**Problem to solve**. All of the data below should be written out exactly.

# Start of Material for the task

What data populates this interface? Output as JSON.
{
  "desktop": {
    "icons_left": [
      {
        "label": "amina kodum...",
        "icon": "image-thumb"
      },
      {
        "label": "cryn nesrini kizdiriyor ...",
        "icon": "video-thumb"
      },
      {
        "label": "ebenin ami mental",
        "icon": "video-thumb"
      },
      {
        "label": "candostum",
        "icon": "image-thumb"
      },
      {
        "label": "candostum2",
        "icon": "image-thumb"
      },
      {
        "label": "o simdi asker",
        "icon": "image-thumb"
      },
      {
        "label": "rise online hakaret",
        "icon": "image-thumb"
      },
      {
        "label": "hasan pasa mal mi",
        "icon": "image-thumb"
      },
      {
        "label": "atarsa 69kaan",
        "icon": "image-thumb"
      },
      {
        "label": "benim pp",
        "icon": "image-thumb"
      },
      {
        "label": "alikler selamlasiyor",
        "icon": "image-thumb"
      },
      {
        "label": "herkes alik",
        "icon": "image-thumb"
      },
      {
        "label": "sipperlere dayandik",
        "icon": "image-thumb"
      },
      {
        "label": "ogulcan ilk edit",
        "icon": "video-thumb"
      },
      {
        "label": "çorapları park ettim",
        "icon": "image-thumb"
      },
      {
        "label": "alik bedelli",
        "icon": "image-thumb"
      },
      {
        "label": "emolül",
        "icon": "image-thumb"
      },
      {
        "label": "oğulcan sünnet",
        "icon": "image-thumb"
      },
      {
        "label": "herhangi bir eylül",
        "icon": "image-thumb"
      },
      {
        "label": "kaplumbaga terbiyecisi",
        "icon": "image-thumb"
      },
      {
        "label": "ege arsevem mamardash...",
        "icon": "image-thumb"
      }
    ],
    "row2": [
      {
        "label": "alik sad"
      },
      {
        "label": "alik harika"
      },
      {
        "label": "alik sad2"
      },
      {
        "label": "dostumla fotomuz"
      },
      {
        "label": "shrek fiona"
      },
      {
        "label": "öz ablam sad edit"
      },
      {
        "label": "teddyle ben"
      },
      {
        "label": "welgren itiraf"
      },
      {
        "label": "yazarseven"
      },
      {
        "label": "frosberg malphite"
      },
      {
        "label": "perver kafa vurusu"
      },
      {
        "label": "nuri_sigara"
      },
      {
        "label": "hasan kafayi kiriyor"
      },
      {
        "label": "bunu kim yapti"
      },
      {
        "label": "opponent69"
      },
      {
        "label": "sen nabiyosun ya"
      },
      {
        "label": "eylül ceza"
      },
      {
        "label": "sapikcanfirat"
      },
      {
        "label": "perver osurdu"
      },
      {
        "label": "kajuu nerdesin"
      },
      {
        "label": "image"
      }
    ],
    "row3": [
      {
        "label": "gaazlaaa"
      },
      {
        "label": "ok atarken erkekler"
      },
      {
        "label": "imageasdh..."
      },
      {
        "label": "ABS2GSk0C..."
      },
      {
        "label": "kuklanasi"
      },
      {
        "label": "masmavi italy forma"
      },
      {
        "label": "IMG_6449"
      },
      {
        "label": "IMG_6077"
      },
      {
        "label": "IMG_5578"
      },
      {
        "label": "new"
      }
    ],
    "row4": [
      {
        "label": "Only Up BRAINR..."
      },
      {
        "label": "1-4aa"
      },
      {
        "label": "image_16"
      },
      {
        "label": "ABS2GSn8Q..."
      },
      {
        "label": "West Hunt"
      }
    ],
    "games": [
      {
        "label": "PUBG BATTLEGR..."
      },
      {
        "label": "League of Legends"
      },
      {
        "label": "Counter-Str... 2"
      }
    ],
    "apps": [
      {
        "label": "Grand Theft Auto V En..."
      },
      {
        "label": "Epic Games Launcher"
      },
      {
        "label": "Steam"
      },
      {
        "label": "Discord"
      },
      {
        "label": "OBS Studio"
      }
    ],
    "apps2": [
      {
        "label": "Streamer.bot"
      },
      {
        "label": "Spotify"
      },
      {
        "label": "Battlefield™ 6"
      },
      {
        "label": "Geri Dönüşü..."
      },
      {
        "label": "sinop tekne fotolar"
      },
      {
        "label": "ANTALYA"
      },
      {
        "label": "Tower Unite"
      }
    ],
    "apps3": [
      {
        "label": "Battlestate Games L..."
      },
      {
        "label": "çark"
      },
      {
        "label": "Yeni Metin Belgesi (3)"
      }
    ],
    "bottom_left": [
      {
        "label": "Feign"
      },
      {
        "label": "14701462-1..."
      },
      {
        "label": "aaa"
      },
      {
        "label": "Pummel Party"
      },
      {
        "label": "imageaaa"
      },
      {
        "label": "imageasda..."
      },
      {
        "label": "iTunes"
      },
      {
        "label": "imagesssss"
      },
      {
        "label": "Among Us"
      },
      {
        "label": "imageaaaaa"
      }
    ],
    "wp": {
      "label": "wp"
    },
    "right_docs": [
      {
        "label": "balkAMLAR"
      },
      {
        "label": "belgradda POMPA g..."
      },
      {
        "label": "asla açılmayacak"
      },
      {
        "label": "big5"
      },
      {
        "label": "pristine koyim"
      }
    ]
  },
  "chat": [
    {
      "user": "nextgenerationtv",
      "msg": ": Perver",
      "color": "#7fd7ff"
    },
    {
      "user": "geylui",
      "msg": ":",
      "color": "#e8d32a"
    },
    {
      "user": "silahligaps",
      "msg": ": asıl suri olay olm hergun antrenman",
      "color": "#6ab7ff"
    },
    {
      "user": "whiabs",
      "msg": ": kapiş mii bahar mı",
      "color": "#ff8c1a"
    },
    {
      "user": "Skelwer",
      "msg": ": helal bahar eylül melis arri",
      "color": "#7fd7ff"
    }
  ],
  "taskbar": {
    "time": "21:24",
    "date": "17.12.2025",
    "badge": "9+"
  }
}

# End of Material for the task

**Result of the task**.
What data populates this interface? Output as JSON.
{
  "desktop": {
    "icons_left": [
      {
        "label": "amina kodum...",
        "icon": "image-thumb"
      },
      {
        "label": "cryn nesrini kizdiriyor ...",
        "icon": "video-thumb"
      },
      {
        "label": "ebenin ami mental",
        "icon": "video-thumb"
      },
      {
        "label": "candostum",
        "icon": "image-thumb"
      },
      {
        "label": "candostum2",
        "icon": "image-thumb"
      },
      {
        "label": "o simdi asker",
        "icon": "image-thumb"
      },
      {
        "label": "rise online hakaret",
        "icon": "image-thumb"
      },
      {
        "label": "hasan pasa mal mi",
        "icon": "image-thumb"
      },
      {
        "label": "atarsa 69kaan",
        "icon": "image-thumb"
      },
      {
        "label": "benim pp",
        "icon": "image-thumb"
      },
      {
        "label": "alikler selamlasiyor",
        "icon": "image-thumb"
      },
      {
        "label": "herkes alik",
        "icon": "image-thumb"
      },
      {
        "label": "sipperlere dayandik",
        "icon": "image-thumb"
      },
      {
        "label": "ogulcan ilk edit",
        "icon": "video-thumb"
      },
      {
        "label": "çorapları park ettim",
        "icon": "image-thumb"
      },
      {
        "label": "alik bedelli",
        "icon": "image-thumb"
      },
      {
        "label": "emolül",
        "icon": "image-thumb"
      },
      {
        "label": "oğulcan sünnet",
        "icon": "image-thumb"
      },
      {
        "label": "herhangi bir eylül",
        "icon": "image-thumb"
      },
      {
        "label": "kaplumbaga terbiyecisi",
        "icon": "image-thumb"
      },
      {
        "label": "ege arsevem mamardash...",
        "icon": "image-thumb"
      }
    ],
    "row2": [
      {
        "label": "alik sad"
      },
      {
        "label": "alik harika"
      },
      {
        "label": "alik sad2"
      },
      {
        "label": "dostumla fotomuz"
      },
      {
        "label": "shrek fiona"
      },
      {
        "label": "öz ablam sad edit"
      },
      {
        "label": "teddyle ben"
      },
      {
        "label": "welgren itiraf"
      },
      {
        "label": "yazarseven"
      },
      {
        "label": "frosberg malphite"
      },
      {
        "label": "perver kafa vurusu"
      },
      {
        "label": "nuri_sigara"
      },
      {
        "label": "hasan kafayi kiriyor"
      },
      {
        "label": "bunu kim yapti"
      },
      {
        "label": "opponent69"
      },
      {
        "label": "sen nabiyosun ya"
      },
      {
        "label": "eylül ceza"
      },
      {
        "label": "sapikcanfirat"
      },
      {
        "label": "perver osurdu"
      },
      {
        "label": "kajuu nerdesin"
      },
      {
        "label": "image"
      }
    ],
    "row3": [
      {
        "label": "gaazlaaa"
      },
      {
        "label": "ok atarken erkekler"
      },
      {
        "label": "imageasdh..."
      },
      {
        "label": "ABS2GSk0C..."
      },
      {
        "label": "kuklanasi"
      },
      {
        "label": "masmavi italy forma"
      },
      {
        "label": "IMG_6449"
      },
      {
        "label": "IMG_6077"
      },
      {
        "label": "IMG_5578"
      },
      {
        "label": "new"
      }
    ],
    "row4": [
      {
        "label": "Only Up BRAINR..."
      },
      {
        "label": "1-4aa"
      },
      {
        "label": "image_16"
      },
      {
        "label": "ABS2GSn8Q..."
      },
      {
        "label": "West Hunt"
      }
    ],
    "games": [
      {
        "label": "PUBG BATTLEGR..."
      },
      {
        "label": "League of Legends"
      },
      {
        "label": "Counter-Str... 2"
      }
    ],
    "apps": [
      {
        "label": "Grand Theft Auto V En..."
      },
      {
        "label": "Epic Games Launcher"
      },
      {
        "label": "Steam"
      },
      {
        "label": "Discord"
      },
      {
        "label": "OBS Studio"
      }
    ],
    "apps2": [
      {
        "label": "Streamer.bot"
      },
      {
        "label": "Spotify"
      },
      {
        "label": "Battlefield™ 6"
      },
      {
        "label": "Geri Dönüşü..."
      },
      {
        "label": "sinop tekne fotolar"
      },
      {
        "label": "ANTALYA"
      },
      {
        "label": "Tower Unite"
      }
    ],
    "apps3": [
      {
        "label": "Battlestate Games L..."
      },
      {
        "label": "çark"
      },
      {
        "label": "Yeni Metin Belgesi (3)"
      }
    ],
    "bottom_left": [
      {
        "label": "Feign"
      },
      {
        "label": "14701462-1..."
      },
      {
        "label": "aaa"
      },
      {
        "label": "Pummel Party"
      },
      {
        "label": "imageaaa"
      },
      {
        "label": "imageasda..."
      },
      {
        "label": "iTunes"
      },
      {
        "label": "imagesssss"
      },
      {
        "label": "Among Us"
      },
      {
        "label": "imageaaaaa"
      }
    ],
    "wp": {
      "label": "wp"
    },
    "right_docs": [
      {
        "label": "balkAMLAR"
      },
      {
        "label": "belgradda POMPA g..."
      },
      {
        "label": "asla açılmayacak"
      },
      {
        "label": "big5"
      },
      {
        "label": "pristine koyim"
      }
    ]
  },
  "chat": [
    {
      "user": "nextgenerationtv",
      "msg": ": Perver",
      "color": "#7fd7ff"
    },
    {
      "user": "geylui",
      "msg": ":",
      "color": "#e8d32a"
    },
    {
      "user": "silahligaps",
      "msg": ": asıl suri olay olm hergun antrenman",
      "color": "#6ab7ff"
    },
    {
      "user": "whiabs",
      "msg": ": kapiş mii bahar mı",
      "color": "#ff8c1a"
    },
    {
      "user": "Skelwer",
      "msg": ": helal bahar eylül melis arri",
      "color": "#7fd7ff"
    }
  ],
  "taskbar": {
    "time": "21:24",
    "date": "17.12.2025",
    "badge": "9+"
  }
}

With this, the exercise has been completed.